Stated goal:
Your copy of the material must match it exactly, except that pictures are dropped.

--- Begin Data rows ---

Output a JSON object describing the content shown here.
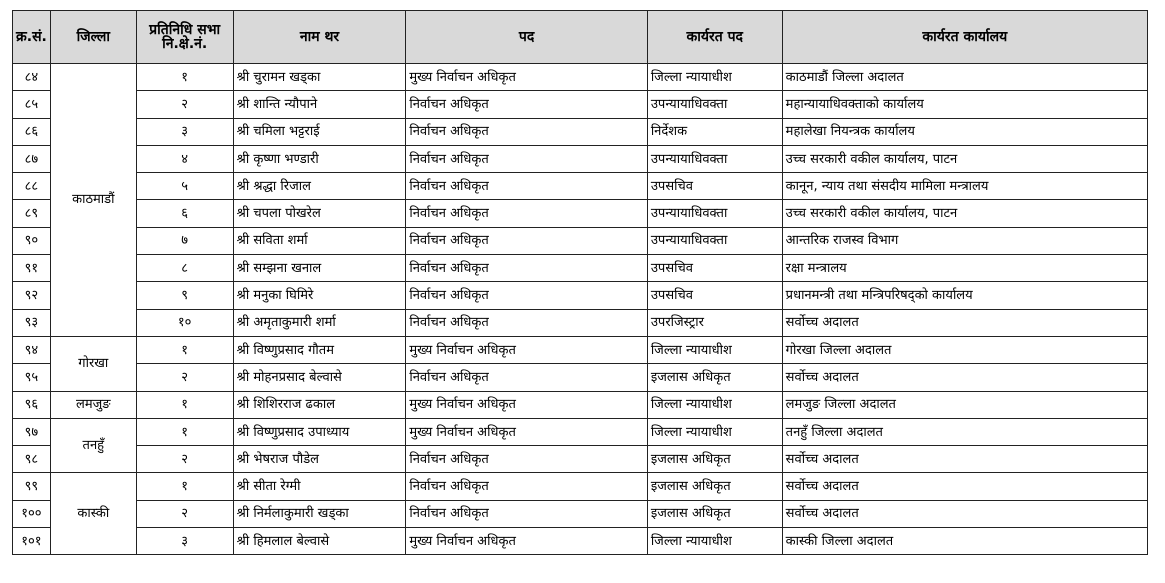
{
  "headers": [
    "क्र.सं.",
    "जिल्ला",
    "प्रतिनिधि सभा नि.क्षे.नं.",
    "नाम थर",
    "पद",
    "कार्यरत पद",
    "कार्यरत कार्यालय"
  ],
  "rows": [
    {
      "sn": "८४",
      "district": "काठमाडौं",
      "const": "१",
      "name": "श्री चुरामन खड्का",
      "role": "मुख्य निर्वाचन अधिकृत",
      "post": "जिल्ला न्यायाधीश",
      "office": "काठमाडौं जिल्ला अदालत"
    },
    {
      "sn": "८५",
      "const": "२",
      "name": "श्री शान्ति न्यौपाने",
      "role": "निर्वाचन अधिकृत",
      "post": "उपन्यायाधिवक्ता",
      "office": "महान्यायाधिवक्ताको कार्यालय"
    },
    {
      "sn": "८६",
      "const": "३",
      "name": "श्री चमिला भट्टराई",
      "role": "निर्वाचन अधिकृत",
      "post": "निर्देशक",
      "office": "महालेखा नियन्त्रक कार्यालय"
    },
    {
      "sn": "८७",
      "const": "४",
      "name": "श्री कृष्णा भण्डारी",
      "role": "निर्वाचन अधिकृत",
      "post": "उपन्यायाधिवक्ता",
      "office": "उच्च सरकारी वकील कार्यालय, पाटन"
    },
    {
      "sn": "८८",
      "const": "५",
      "name": "श्री श्रद्धा रिजाल",
      "role": "निर्वाचन अधिकृत",
      "post": "उपसचिव",
      "office": "कानून, न्याय तथा संसदीय मामिला मन्त्रालय"
    },
    {
      "sn": "८९",
      "const": "६",
      "name": "श्री चपला पोखरेल",
      "role": "निर्वाचन अधिकृत",
      "post": "उपन्यायाधिवक्ता",
      "office": "उच्च सरकारी वकील कार्यालय, पाटन"
    },
    {
      "sn": "९०",
      "const": "७",
      "name": "श्री सविता शर्मा",
      "role": "निर्वाचन अधिकृत",
      "post": "उपन्यायाधिवक्ता",
      "office": "आन्तरिक राजस्व विभाग"
    },
    {
      "sn": "९१",
      "const": "८",
      "name": "श्री सम्झना खनाल",
      "role": "निर्वाचन अधिकृत",
      "post": "उपसचिव",
      "office": "रक्षा मन्त्रालय"
    },
    {
      "sn": "९२",
      "const": "९",
      "name": "श्री मनुका घिमिरे",
      "role": "निर्वाचन अधिकृत",
      "post": "उपसचिव",
      "office": "प्रधानमन्त्री तथा मन्त्रिपरिषद्को कार्यालय"
    },
    {
      "sn": "९३",
      "const": "१०",
      "name": "श्री अमृताकुमारी शर्मा",
      "role": "निर्वाचन अधिकृत",
      "post": "उपरजिस्ट्रार",
      "office": "सर्वोच्च अदालत"
    },
    {
      "sn": "९४",
      "district": "गोरखा",
      "const": "१",
      "name": "श्री विष्णुप्रसाद गौतम",
      "role": "मुख्य निर्वाचन अधिकृत",
      "post": "जिल्ला न्यायाधीश",
      "office": "गोरखा जिल्ला अदालत"
    },
    {
      "sn": "९५",
      "const": "२",
      "name": "श्री मोहनप्रसाद बेल्वासे",
      "role": "निर्वाचन अधिकृत",
      "post": "इजलास अधिकृत",
      "office": "सर्वोच्च अदालत"
    },
    {
      "sn": "९६",
      "district": "लमजुङ",
      "const": "१",
      "name": "श्री शिशिरराज ढकाल",
      "role": "मुख्य निर्वाचन अधिकृत",
      "post": "जिल्ला न्यायाधीश",
      "office": "लमजुङ जिल्ला अदालत"
    },
    {
      "sn": "९७",
      "district": "तनहुँ",
      "const": "१",
      "name": "श्री विष्णुप्रसाद उपाध्याय",
      "role": "मुख्य निर्वाचन अधिकृत",
      "post": "जिल्ला न्यायाधीश",
      "office": "तनहुँ जिल्ला अदालत"
    },
    {
      "sn": "९८",
      "const": "२",
      "name": "श्री भेषराज पौडेल",
      "role": "निर्वाचन अधिकृत",
      "post": "इजलास अधिकृत",
      "office": "सर्वोच्च अदालत"
    },
    {
      "sn": "९९",
      "district": "कास्की",
      "const": "१",
      "name": "श्री सीता रेग्मी",
      "role": "निर्वाचन अधिकृत",
      "post": "इजलास अधिकृत",
      "office": "सर्वोच्च अदालत"
    },
    {
      "sn": "१००",
      "const": "२",
      "name": "श्री निर्मलाकुमारी खड्का",
      "role": "निर्वाचन अधिकृत",
      "post": "इजलास अधिकृत",
      "office": "सर्वोच्च अदालत"
    },
    {
      "sn": "१०१",
      "const": "३",
      "name": "श्री हिमलाल बेल्वासे",
      "role": "मुख्य निर्वाचन अधिकृत",
      "post": "जिल्ला न्यायाधीश",
      "office": "कास्की जिल्ला अदालत"
    }
  ]
}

--- End Data rows ---

Task result:
Output a JSON object describing the content shown here.
{
  "headers": [
    "क्र.सं.",
    "जिल्ला",
    "प्रतिनिधि सभा नि.क्षे.नं.",
    "नाम थर",
    "पद",
    "कार्यरत पद",
    "कार्यरत कार्यालय"
  ],
  "rows": [
    {
      "sn": "८४",
      "district": "काठमाडौं",
      "const": "१",
      "name": "श्री चुरामन खड्का",
      "role": "मुख्य निर्वाचन अधिकृत",
      "post": "जिल्ला न्यायाधीश",
      "office": "काठमाडौं जिल्ला अदालत"
    },
    {
      "sn": "८५",
      "const": "२",
      "name": "श्री शान्ति न्यौपाने",
      "role": "निर्वाचन अधिकृत",
      "post": "उपन्यायाधिवक्ता",
      "office": "महान्यायाधिवक्ताको कार्यालय"
    },
    {
      "sn": "८६",
      "const": "३",
      "name": "श्री चमिला भट्टराई",
      "role": "निर्वाचन अधिकृत",
      "post": "निर्देशक",
      "office": "महालेखा नियन्त्रक कार्यालय"
    },
    {
      "sn": "८७",
      "const": "४",
      "name": "श्री कृष्णा भण्डारी",
      "role": "निर्वाचन अधिकृत",
      "post": "उपन्यायाधिवक्ता",
      "office": "उच्च सरकारी वकील कार्यालय, पाटन"
    },
    {
      "sn": "८८",
      "const": "५",
      "name": "श्री श्रद्धा रिजाल",
      "role": "निर्वाचन अधिकृत",
      "post": "उपसचिव",
      "office": "कानून, न्याय तथा संसदीय मामिला मन्त्रालय"
    },
    {
      "sn": "८९",
      "const": "६",
      "name": "श्री चपला पोखरेल",
      "role": "निर्वाचन अधिकृत",
      "post": "उपन्यायाधिवक्ता",
      "office": "उच्च सरकारी वकील कार्यालय, पाटन"
    },
    {
      "sn": "९०",
      "const": "७",
      "name": "श्री सविता शर्मा",
      "role": "निर्वाचन अधिकृत",
      "post": "उपन्यायाधिवक्ता",
      "office": "आन्तरिक राजस्व विभाग"
    },
    {
      "sn": "९१",
      "const": "८",
      "name": "श्री सम्झना खनाल",
      "role": "निर्वाचन अधिकृत",
      "post": "उपसचिव",
      "office": "रक्षा मन्त्रालय"
    },
    {
      "sn": "९२",
      "const": "९",
      "name": "श्री मनुका घिमिरे",
      "role": "निर्वाचन अधिकृत",
      "post": "उपसचिव",
      "office": "प्रधानमन्त्री तथा मन्त्रिपरिषद्को कार्यालय"
    },
    {
      "sn": "९३",
      "const": "१०",
      "name": "श्री अमृताकुमारी शर्मा",
      "role": "निर्वाचन अधिकृत",
      "post": "उपरजिस्ट्रार",
      "office": "सर्वोच्च अदालत"
    },
    {
      "sn": "९४",
      "district": "गोरखा",
      "const": "१",
      "name": "श्री विष्णुप्रसाद गौतम",
      "role": "मुख्य निर्वाचन अधिकृत",
      "post": "जिल्ला न्यायाधीश",
      "office": "गोरखा जिल्ला अदालत"
    },
    {
      "sn": "९५",
      "const": "२",
      "name": "श्री मोहनप्रसाद बेल्वासे",
      "role": "निर्वाचन अधिकृत",
      "post": "इजलास अधिकृत",
      "office": "सर्वोच्च अदालत"
    },
    {
      "sn": "९६",
      "district": "लमजुङ",
      "const": "१",
      "name": "श्री शिशिरराज ढकाल",
      "role": "मुख्य निर्वाचन अधिकृत",
      "post": "जिल्ला न्यायाधीश",
      "office": "लमजुङ जिल्ला अदालत"
    },
    {
      "sn": "९७",
      "district": "तनहुँ",
      "const": "१",
      "name": "श्री विष्णुप्रसाद उपाध्याय",
      "role": "मुख्य निर्वाचन अधिकृत",
      "post": "जिल्ला न्यायाधीश",
      "office": "तनहुँ जिल्ला अदालत"
    },
    {
      "sn": "९८",
      "const": "२",
      "name": "श्री भेषराज पौडेल",
      "role": "निर्वाचन अधिकृत",
      "post": "इजलास अधिकृत",
      "office": "सर्वोच्च अदालत"
    },
    {
      "sn": "९९",
      "district": "कास्की",
      "const": "१",
      "name": "श्री सीता रेग्मी",
      "role": "निर्वाचन अधिकृत",
      "post": "इजलास अधिकृत",
      "office": "सर्वोच्च अदालत"
    },
    {
      "sn": "१००",
      "const": "२",
      "name": "श्री निर्मलाकुमारी खड्का",
      "role": "निर्वाचन अधिकृत",
      "post": "इजलास अधिकृत",
      "office": "सर्वोच्च अदालत"
    },
    {
      "sn": "१०१",
      "const": "३",
      "name": "श्री हिमलाल बेल्वासे",
      "role": "मुख्य निर्वाचन अधिकृत",
      "post": "जिल्ला न्यायाधीश",
      "office": "कास्की जिल्ला अदालत"
    }
  ]
}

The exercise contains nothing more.